In the records below, work out how many lines hold the word "أعمالهم". Report the number alone.

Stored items
------------------------------------

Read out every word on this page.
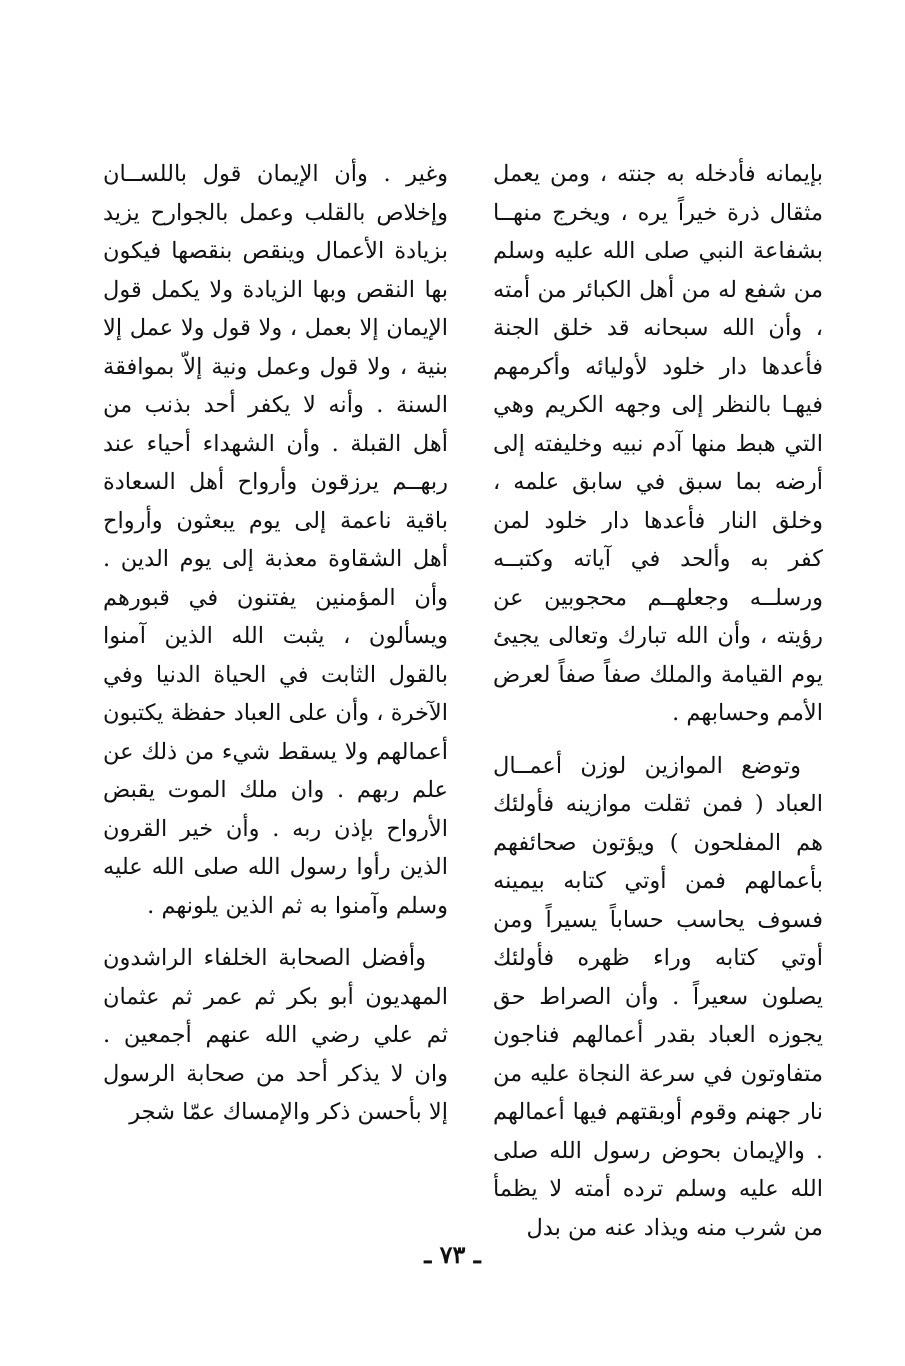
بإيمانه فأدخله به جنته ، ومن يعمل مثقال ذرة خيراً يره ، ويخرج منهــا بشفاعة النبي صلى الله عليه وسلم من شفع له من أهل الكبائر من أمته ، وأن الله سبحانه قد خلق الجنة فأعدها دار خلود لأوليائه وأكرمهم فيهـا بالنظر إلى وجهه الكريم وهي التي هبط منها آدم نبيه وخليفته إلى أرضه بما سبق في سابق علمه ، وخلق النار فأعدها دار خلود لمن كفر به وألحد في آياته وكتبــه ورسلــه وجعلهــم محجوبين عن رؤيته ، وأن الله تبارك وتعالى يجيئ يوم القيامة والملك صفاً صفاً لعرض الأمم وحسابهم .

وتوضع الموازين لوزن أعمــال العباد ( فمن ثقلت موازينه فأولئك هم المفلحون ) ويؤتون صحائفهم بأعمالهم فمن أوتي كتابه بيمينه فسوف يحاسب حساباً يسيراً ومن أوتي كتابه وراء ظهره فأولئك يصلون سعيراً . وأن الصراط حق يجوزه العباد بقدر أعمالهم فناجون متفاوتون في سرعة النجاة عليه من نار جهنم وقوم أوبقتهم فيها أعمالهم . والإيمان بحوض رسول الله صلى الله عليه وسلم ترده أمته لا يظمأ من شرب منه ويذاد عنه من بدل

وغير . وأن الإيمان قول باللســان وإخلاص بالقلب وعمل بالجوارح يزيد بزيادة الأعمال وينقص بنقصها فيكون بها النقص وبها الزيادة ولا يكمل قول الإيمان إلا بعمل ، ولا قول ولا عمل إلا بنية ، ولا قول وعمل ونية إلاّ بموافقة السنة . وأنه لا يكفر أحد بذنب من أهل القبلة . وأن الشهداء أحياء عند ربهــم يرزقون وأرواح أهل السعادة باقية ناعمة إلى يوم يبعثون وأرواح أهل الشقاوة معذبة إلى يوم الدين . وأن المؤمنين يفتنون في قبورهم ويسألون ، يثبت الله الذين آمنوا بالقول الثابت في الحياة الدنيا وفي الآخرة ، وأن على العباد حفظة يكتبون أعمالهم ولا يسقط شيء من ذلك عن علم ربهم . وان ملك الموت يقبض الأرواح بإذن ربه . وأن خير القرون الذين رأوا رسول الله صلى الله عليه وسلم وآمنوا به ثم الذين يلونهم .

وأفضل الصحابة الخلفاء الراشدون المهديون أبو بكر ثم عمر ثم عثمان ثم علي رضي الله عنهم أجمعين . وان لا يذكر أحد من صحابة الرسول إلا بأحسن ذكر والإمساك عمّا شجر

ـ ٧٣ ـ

------------------------------------

● **In response**:
2